Written instruction ▸ Quote the records that follow in full, leaving the pictures out.

Entries supplied ▸
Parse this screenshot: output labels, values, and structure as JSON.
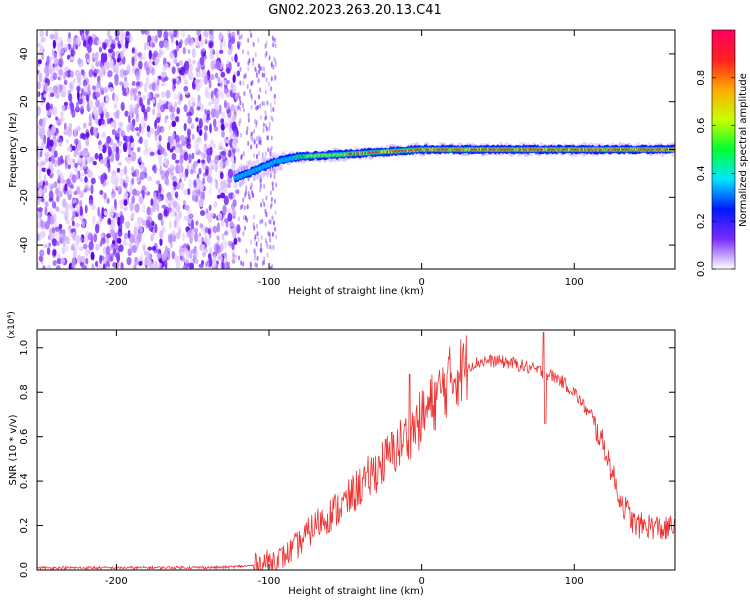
{
  "figure": {
    "title": "GN02.2023.263.20.13.C41"
  },
  "chart_data": [
    {
      "type": "heatmap",
      "xlabel": "Height of straight line (km)",
      "ylabel": "Frequency (Hz)",
      "xlim": [
        -252,
        166
      ],
      "ylim": [
        -50,
        50
      ],
      "xticks": [
        -200,
        -100,
        0,
        100
      ],
      "yticks": [
        -40,
        -20,
        0,
        20,
        40
      ],
      "colorbar": {
        "label": "Normalized spectral amplitude",
        "range": [
          0,
          1
        ],
        "ticks": [
          "0.0",
          "0.2",
          "0.4",
          "0.6",
          "0.8"
        ],
        "colors": [
          "#ffffff",
          "#7a2bff",
          "#0018ff",
          "#00e5ff",
          "#00ff30",
          "#c8ff00",
          "#ffaa00",
          "#ff2020",
          "#ff0060"
        ]
      },
      "features": {
        "noise_region_x": [
          -252,
          -95
        ],
        "signal_line": [
          {
            "x": -122,
            "freq": -12
          },
          {
            "x": -110,
            "freq": -9
          },
          {
            "x": -95,
            "freq": -5
          },
          {
            "x": -80,
            "freq": -3
          },
          {
            "x": -50,
            "freq": -2
          },
          {
            "x": 0,
            "freq": 0
          },
          {
            "x": 166,
            "freq": 0
          }
        ]
      }
    },
    {
      "type": "line",
      "xlabel": "Height of straight line (km)",
      "ylabel": "SNR (10 * v/v)",
      "y_multiplier": "(x10⁴)",
      "xlim": [
        -252,
        166
      ],
      "ylim": [
        0,
        1.08
      ],
      "xticks": [
        -200,
        -100,
        0,
        100
      ],
      "yticks": [
        "0.0",
        "0.2",
        "0.4",
        "0.6",
        "0.8",
        "1.0"
      ],
      "color": "#ee3333",
      "series": [
        {
          "x": [
            -252,
            -200,
            -130,
            -110,
            -100,
            -90,
            -80,
            -70,
            -60,
            -50,
            -40,
            -30,
            -20,
            -10,
            0,
            10,
            20,
            30,
            40,
            50,
            60,
            70,
            80,
            90,
            100,
            110,
            120,
            130,
            140,
            150,
            160,
            166
          ],
          "values": [
            0.01,
            0.01,
            0.012,
            0.02,
            0.04,
            0.06,
            0.12,
            0.2,
            0.25,
            0.3,
            0.38,
            0.45,
            0.52,
            0.6,
            0.68,
            0.78,
            0.87,
            0.92,
            0.94,
            0.94,
            0.93,
            0.91,
            0.89,
            0.86,
            0.8,
            0.7,
            0.55,
            0.32,
            0.2,
            0.2,
            0.18,
            0.2
          ]
        }
      ],
      "spikes": [
        {
          "x": -36,
          "y": 0.44
        },
        {
          "x": -8,
          "y": 0.88
        },
        {
          "x": 80,
          "y": 1.07
        },
        {
          "x": 81,
          "y": 0.66
        }
      ]
    }
  ]
}
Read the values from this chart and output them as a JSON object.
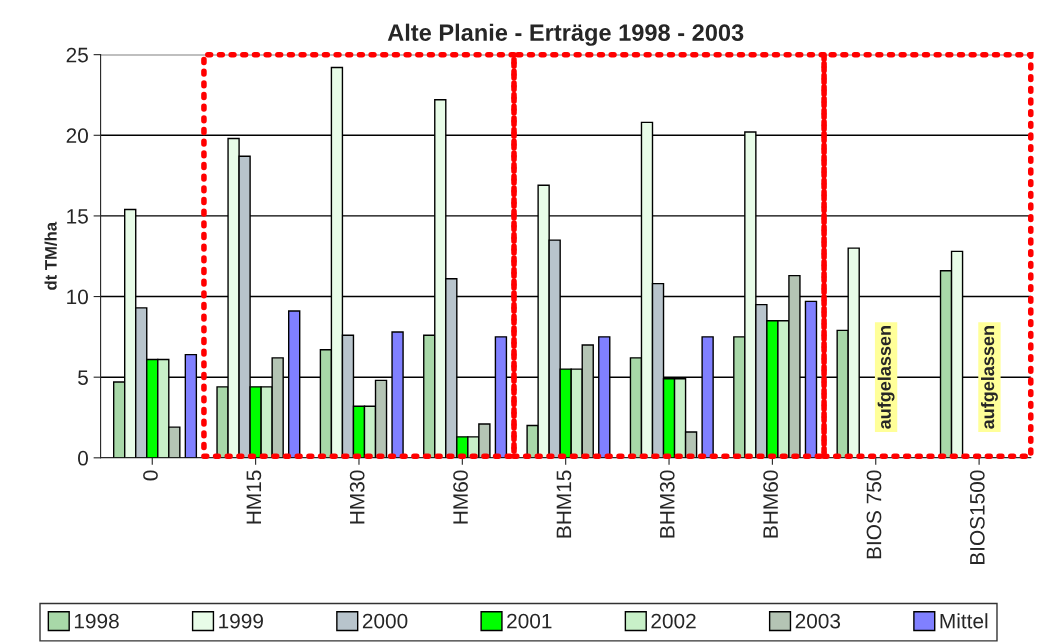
{
  "chart_data": {
    "type": "bar",
    "title": "Alte Planie - Erträge 1998 - 2003",
    "ylabel": "dt TM/ha",
    "categories": [
      "0",
      "HM15",
      "HM30",
      "HM60",
      "BHM15",
      "BHM30",
      "BHM60",
      "BIOS 750",
      "BIOS1500"
    ],
    "series": [
      {
        "name": "1998",
        "color": "#a8d8a8",
        "values": [
          4.7,
          4.4,
          6.7,
          7.6,
          2.0,
          6.2,
          7.5,
          7.9,
          11.6
        ]
      },
      {
        "name": "1999",
        "color": "#e8fce8",
        "values": [
          15.4,
          19.8,
          24.2,
          22.2,
          16.9,
          20.8,
          20.2,
          13.0,
          12.8
        ]
      },
      {
        "name": "2000",
        "color": "#b8c4cc",
        "values": [
          9.3,
          18.7,
          7.6,
          11.1,
          13.5,
          10.8,
          9.5,
          null,
          null
        ]
      },
      {
        "name": "2001",
        "color": "#00ff00",
        "values": [
          6.1,
          4.4,
          3.2,
          1.3,
          5.5,
          4.9,
          8.5,
          null,
          null
        ]
      },
      {
        "name": "2002",
        "color": "#c8f0c8",
        "values": [
          6.1,
          4.4,
          3.2,
          1.3,
          5.5,
          4.9,
          8.5,
          null,
          null
        ]
      },
      {
        "name": "2003",
        "color": "#b4c4b4",
        "values": [
          1.9,
          6.2,
          4.8,
          2.1,
          7.0,
          1.6,
          11.3,
          null,
          null
        ]
      },
      {
        "name": "Mittel",
        "color": "#8080ff",
        "values": [
          6.4,
          9.1,
          7.8,
          7.5,
          7.5,
          7.5,
          9.7,
          null,
          null
        ]
      }
    ],
    "annotations": [
      "aufgelassen",
      "aufgelassen"
    ],
    "ylim": [
      0,
      25
    ],
    "yticks": [
      0,
      5,
      10,
      15,
      20,
      25
    ],
    "grid": "y",
    "legend": "bottom"
  }
}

Exercise solution ▸
Parse this screenshot: output labels, values, and structure as JSON.
{
  "figure": {
    "title": "GN02.2023.263.20.13.C41"
  },
  "chart_data": [
    {
      "type": "heatmap",
      "xlabel": "Height of straight line (km)",
      "ylabel": "Frequency (Hz)",
      "xlim": [
        -252,
        166
      ],
      "ylim": [
        -50,
        50
      ],
      "xticks": [
        -200,
        -100,
        0,
        100
      ],
      "yticks": [
        -40,
        -20,
        0,
        20,
        40
      ],
      "colorbar": {
        "label": "Normalized spectral amplitude",
        "range": [
          0,
          1
        ],
        "ticks": [
          "0.0",
          "0.2",
          "0.4",
          "0.6",
          "0.8"
        ],
        "colors": [
          "#ffffff",
          "#7a2bff",
          "#0018ff",
          "#00e5ff",
          "#00ff30",
          "#c8ff00",
          "#ffaa00",
          "#ff2020",
          "#ff0060"
        ]
      },
      "features": {
        "noise_region_x": [
          -252,
          -95
        ],
        "signal_line": [
          {
            "x": -122,
            "freq": -12
          },
          {
            "x": -110,
            "freq": -9
          },
          {
            "x": -95,
            "freq": -5
          },
          {
            "x": -80,
            "freq": -3
          },
          {
            "x": -50,
            "freq": -2
          },
          {
            "x": 0,
            "freq": 0
          },
          {
            "x": 166,
            "freq": 0
          }
        ]
      }
    },
    {
      "type": "line",
      "xlabel": "Height of straight line (km)",
      "ylabel": "SNR (10 * v/v)",
      "y_multiplier": "(x10⁴)",
      "xlim": [
        -252,
        166
      ],
      "ylim": [
        0,
        1.08
      ],
      "xticks": [
        -200,
        -100,
        0,
        100
      ],
      "yticks": [
        "0.0",
        "0.2",
        "0.4",
        "0.6",
        "0.8",
        "1.0"
      ],
      "color": "#ee3333",
      "series": [
        {
          "x": [
            -252,
            -200,
            -130,
            -110,
            -100,
            -90,
            -80,
            -70,
            -60,
            -50,
            -40,
            -30,
            -20,
            -10,
            0,
            10,
            20,
            30,
            40,
            50,
            60,
            70,
            80,
            90,
            100,
            110,
            120,
            130,
            140,
            150,
            160,
            166
          ],
          "values": [
            0.01,
            0.01,
            0.012,
            0.02,
            0.04,
            0.06,
            0.12,
            0.2,
            0.25,
            0.3,
            0.38,
            0.45,
            0.52,
            0.6,
            0.68,
            0.78,
            0.87,
            0.92,
            0.94,
            0.94,
            0.93,
            0.91,
            0.89,
            0.86,
            0.8,
            0.7,
            0.55,
            0.32,
            0.2,
            0.2,
            0.18,
            0.2
          ]
        }
      ],
      "spikes": [
        {
          "x": -36,
          "y": 0.44
        },
        {
          "x": -8,
          "y": 0.88
        },
        {
          "x": 80,
          "y": 1.07
        },
        {
          "x": 81,
          "y": 0.66
        }
      ]
    }
  ]
}
Read the values from this chart and output them as a JSON object.
{
  "chart_data": {
    "type": "bar",
    "title": "Alte Planie - Erträge 1998 - 2003",
    "ylabel": "dt TM/ha",
    "categories": [
      "0",
      "HM15",
      "HM30",
      "HM60",
      "BHM15",
      "BHM30",
      "BHM60",
      "BIOS 750",
      "BIOS1500"
    ],
    "series": [
      {
        "name": "1998",
        "color": "#a8d8a8",
        "values": [
          4.7,
          4.4,
          6.7,
          7.6,
          2.0,
          6.2,
          7.5,
          7.9,
          11.6
        ]
      },
      {
        "name": "1999",
        "color": "#e8fce8",
        "values": [
          15.4,
          19.8,
          24.2,
          22.2,
          16.9,
          20.8,
          20.2,
          13.0,
          12.8
        ]
      },
      {
        "name": "2000",
        "color": "#b8c4cc",
        "values": [
          9.3,
          18.7,
          7.6,
          11.1,
          13.5,
          10.8,
          9.5,
          null,
          null
        ]
      },
      {
        "name": "2001",
        "color": "#00ff00",
        "values": [
          6.1,
          4.4,
          3.2,
          1.3,
          5.5,
          4.9,
          8.5,
          null,
          null
        ]
      },
      {
        "name": "2002",
        "color": "#c8f0c8",
        "values": [
          6.1,
          4.4,
          3.2,
          1.3,
          5.5,
          4.9,
          8.5,
          null,
          null
        ]
      },
      {
        "name": "2003",
        "color": "#b4c4b4",
        "values": [
          1.9,
          6.2,
          4.8,
          2.1,
          7.0,
          1.6,
          11.3,
          null,
          null
        ]
      },
      {
        "name": "Mittel",
        "color": "#8080ff",
        "values": [
          6.4,
          9.1,
          7.8,
          7.5,
          7.5,
          7.5,
          9.7,
          null,
          null
        ]
      }
    ],
    "annotations": [
      "aufgelassen",
      "aufgelassen"
    ],
    "ylim": [
      0,
      25
    ],
    "yticks": [
      0,
      5,
      10,
      15,
      20,
      25
    ],
    "grid": "y",
    "legend": "bottom"
  }
}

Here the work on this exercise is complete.